(To be done):
Copy each line of the listing below exactly.

(Supplied material):
**********
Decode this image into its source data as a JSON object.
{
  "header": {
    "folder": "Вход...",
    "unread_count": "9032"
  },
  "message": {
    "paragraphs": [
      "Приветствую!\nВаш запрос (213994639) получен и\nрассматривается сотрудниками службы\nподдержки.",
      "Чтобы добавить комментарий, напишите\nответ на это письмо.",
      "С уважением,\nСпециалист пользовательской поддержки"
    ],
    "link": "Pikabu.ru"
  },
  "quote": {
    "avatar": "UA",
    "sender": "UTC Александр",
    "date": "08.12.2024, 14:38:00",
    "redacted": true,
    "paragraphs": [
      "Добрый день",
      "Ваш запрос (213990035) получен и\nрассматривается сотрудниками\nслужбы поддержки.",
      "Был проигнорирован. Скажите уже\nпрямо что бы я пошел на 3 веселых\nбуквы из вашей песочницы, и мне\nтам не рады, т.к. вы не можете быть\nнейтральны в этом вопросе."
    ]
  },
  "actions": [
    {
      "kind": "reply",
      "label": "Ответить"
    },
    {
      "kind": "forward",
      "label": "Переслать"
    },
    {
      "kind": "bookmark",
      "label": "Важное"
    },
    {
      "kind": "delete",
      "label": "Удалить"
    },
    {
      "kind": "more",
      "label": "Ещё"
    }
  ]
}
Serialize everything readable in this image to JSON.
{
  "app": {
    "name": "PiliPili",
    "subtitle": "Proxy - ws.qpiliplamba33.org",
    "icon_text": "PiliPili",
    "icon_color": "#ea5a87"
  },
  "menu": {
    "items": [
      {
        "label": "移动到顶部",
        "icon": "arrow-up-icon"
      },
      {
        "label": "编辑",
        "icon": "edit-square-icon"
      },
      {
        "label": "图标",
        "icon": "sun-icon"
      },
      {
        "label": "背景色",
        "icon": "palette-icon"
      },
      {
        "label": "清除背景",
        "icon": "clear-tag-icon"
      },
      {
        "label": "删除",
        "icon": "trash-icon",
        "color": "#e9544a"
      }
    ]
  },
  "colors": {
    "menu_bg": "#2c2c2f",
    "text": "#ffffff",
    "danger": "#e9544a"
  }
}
**********
(Correct result):
Decode this image into its source data as a JSON object.
{
  "header": {
    "folder": "Вход...",
    "unread_count": "9032"
  },
  "message": {
    "paragraphs": [
      "Приветствую!\nВаш запрос (213994639) получен и\nрассматривается сотрудниками службы\nподдержки.",
      "Чтобы добавить комментарий, напишите\nответ на это письмо.",
      "С уважением,\nСпециалист пользовательской поддержки"
    ],
    "link": "Pikabu.ru"
  },
  "quote": {
    "avatar": "UA",
    "sender": "UTC Александр",
    "date": "08.12.2024, 14:38:00",
    "redacted": true,
    "paragraphs": [
      "Добрый день",
      "Ваш запрос (213990035) получен и\nрассматривается сотрудниками\nслужбы поддержки.",
      "Был проигнорирован. Скажите уже\nпрямо что бы я пошел на 3 веселых\nбуквы из вашей песочницы, и мне\nтам не рады, т.к. вы не можете быть\nнейтральны в этом вопросе."
    ]
  },
  "actions": [
    {
      "kind": "reply",
      "label": "Ответить"
    },
    {
      "kind": "forward",
      "label": "Переслать"
    },
    {
      "kind": "bookmark",
      "label": "Важное"
    },
    {
      "kind": "delete",
      "label": "Удалить"
    },
    {
      "kind": "more",
      "label": "Ещё"
    }
  ]
}
Serialize everything readable in this image to JSON.
{
  "app": {
    "name": "PiliPili",
    "subtitle": "Proxy - ws.qpiliplamba33.org",
    "icon_text": "PiliPili",
    "icon_color": "#ea5a87"
  },
  "menu": {
    "items": [
      {
        "label": "移动到顶部",
        "icon": "arrow-up-icon"
      },
      {
        "label": "编辑",
        "icon": "edit-square-icon"
      },
      {
        "label": "图标",
        "icon": "sun-icon"
      },
      {
        "label": "背景色",
        "icon": "palette-icon"
      },
      {
        "label": "清除背景",
        "icon": "clear-tag-icon"
      },
      {
        "label": "删除",
        "icon": "trash-icon",
        "color": "#e9544a"
      }
    ]
  },
  "colors": {
    "menu_bg": "#2c2c2f",
    "text": "#ffffff",
    "danger": "#e9544a"
  }
}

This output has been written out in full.